Rows from a dataset:
<<<<
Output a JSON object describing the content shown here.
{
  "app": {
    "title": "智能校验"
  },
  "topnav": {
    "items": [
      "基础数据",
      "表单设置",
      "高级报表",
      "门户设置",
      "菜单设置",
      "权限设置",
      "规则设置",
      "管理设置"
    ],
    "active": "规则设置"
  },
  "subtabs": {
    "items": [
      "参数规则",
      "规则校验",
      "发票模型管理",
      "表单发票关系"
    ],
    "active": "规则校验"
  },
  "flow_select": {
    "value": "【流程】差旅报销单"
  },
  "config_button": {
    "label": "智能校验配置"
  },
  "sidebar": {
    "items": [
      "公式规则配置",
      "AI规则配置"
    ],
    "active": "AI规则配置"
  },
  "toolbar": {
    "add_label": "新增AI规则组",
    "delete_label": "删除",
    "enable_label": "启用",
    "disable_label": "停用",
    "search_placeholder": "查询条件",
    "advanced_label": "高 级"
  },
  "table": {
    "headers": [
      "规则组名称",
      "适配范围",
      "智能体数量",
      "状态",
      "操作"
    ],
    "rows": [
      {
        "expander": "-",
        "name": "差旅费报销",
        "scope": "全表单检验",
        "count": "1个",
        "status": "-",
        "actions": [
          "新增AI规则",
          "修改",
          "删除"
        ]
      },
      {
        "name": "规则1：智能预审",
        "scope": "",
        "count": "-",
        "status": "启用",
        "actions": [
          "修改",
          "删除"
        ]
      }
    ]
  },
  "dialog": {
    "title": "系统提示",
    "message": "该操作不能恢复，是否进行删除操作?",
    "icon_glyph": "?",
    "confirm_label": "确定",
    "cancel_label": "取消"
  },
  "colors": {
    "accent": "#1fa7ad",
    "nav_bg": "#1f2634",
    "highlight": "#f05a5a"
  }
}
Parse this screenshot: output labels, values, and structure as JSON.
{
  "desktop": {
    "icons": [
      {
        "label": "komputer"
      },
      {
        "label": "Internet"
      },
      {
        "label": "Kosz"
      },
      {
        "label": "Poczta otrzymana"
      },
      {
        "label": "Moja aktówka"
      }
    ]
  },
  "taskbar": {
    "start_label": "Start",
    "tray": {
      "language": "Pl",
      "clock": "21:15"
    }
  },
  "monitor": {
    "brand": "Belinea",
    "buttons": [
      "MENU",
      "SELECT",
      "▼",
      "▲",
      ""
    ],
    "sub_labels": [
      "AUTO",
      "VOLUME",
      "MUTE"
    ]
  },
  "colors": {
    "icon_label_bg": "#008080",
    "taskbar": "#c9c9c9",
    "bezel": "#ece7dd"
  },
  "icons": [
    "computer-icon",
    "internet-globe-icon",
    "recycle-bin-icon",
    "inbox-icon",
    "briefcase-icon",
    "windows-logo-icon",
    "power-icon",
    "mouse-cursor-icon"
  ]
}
>>>>
## TASK REQUIREMENTS
Write out the entries above once more, without altering anything.

## TASK SOLUTION
Output a JSON object describing the content shown here.
{
  "app": {
    "title": "智能校验"
  },
  "topnav": {
    "items": [
      "基础数据",
      "表单设置",
      "高级报表",
      "门户设置",
      "菜单设置",
      "权限设置",
      "规则设置",
      "管理设置"
    ],
    "active": "规则设置"
  },
  "subtabs": {
    "items": [
      "参数规则",
      "规则校验",
      "发票模型管理",
      "表单发票关系"
    ],
    "active": "规则校验"
  },
  "flow_select": {
    "value": "【流程】差旅报销单"
  },
  "config_button": {
    "label": "智能校验配置"
  },
  "sidebar": {
    "items": [
      "公式规则配置",
      "AI规则配置"
    ],
    "active": "AI规则配置"
  },
  "toolbar": {
    "add_label": "新增AI规则组",
    "delete_label": "删除",
    "enable_label": "启用",
    "disable_label": "停用",
    "search_placeholder": "查询条件",
    "advanced_label": "高 级"
  },
  "table": {
    "headers": [
      "规则组名称",
      "适配范围",
      "智能体数量",
      "状态",
      "操作"
    ],
    "rows": [
      {
        "expander": "-",
        "name": "差旅费报销",
        "scope": "全表单检验",
        "count": "1个",
        "status": "-",
        "actions": [
          "新增AI规则",
          "修改",
          "删除"
        ]
      },
      {
        "name": "规则1：智能预审",
        "scope": "",
        "count": "-",
        "status": "启用",
        "actions": [
          "修改",
          "删除"
        ]
      }
    ]
  },
  "dialog": {
    "title": "系统提示",
    "message": "该操作不能恢复，是否进行删除操作?",
    "icon_glyph": "?",
    "confirm_label": "确定",
    "cancel_label": "取消"
  },
  "colors": {
    "accent": "#1fa7ad",
    "nav_bg": "#1f2634",
    "highlight": "#f05a5a"
  }
}
Parse this screenshot: output labels, values, and structure as JSON.
{
  "desktop": {
    "icons": [
      {
        "label": "komputer"
      },
      {
        "label": "Internet"
      },
      {
        "label": "Kosz"
      },
      {
        "label": "Poczta otrzymana"
      },
      {
        "label": "Moja aktówka"
      }
    ]
  },
  "taskbar": {
    "start_label": "Start",
    "tray": {
      "language": "Pl",
      "clock": "21:15"
    }
  },
  "monitor": {
    "brand": "Belinea",
    "buttons": [
      "MENU",
      "SELECT",
      "▼",
      "▲",
      ""
    ],
    "sub_labels": [
      "AUTO",
      "VOLUME",
      "MUTE"
    ]
  },
  "colors": {
    "icon_label_bg": "#008080",
    "taskbar": "#c9c9c9",
    "bezel": "#ece7dd"
  },
  "icons": [
    "computer-icon",
    "internet-globe-icon",
    "recycle-bin-icon",
    "inbox-icon",
    "briefcase-icon",
    "windows-logo-icon",
    "power-icon",
    "mouse-cursor-icon"
  ]
}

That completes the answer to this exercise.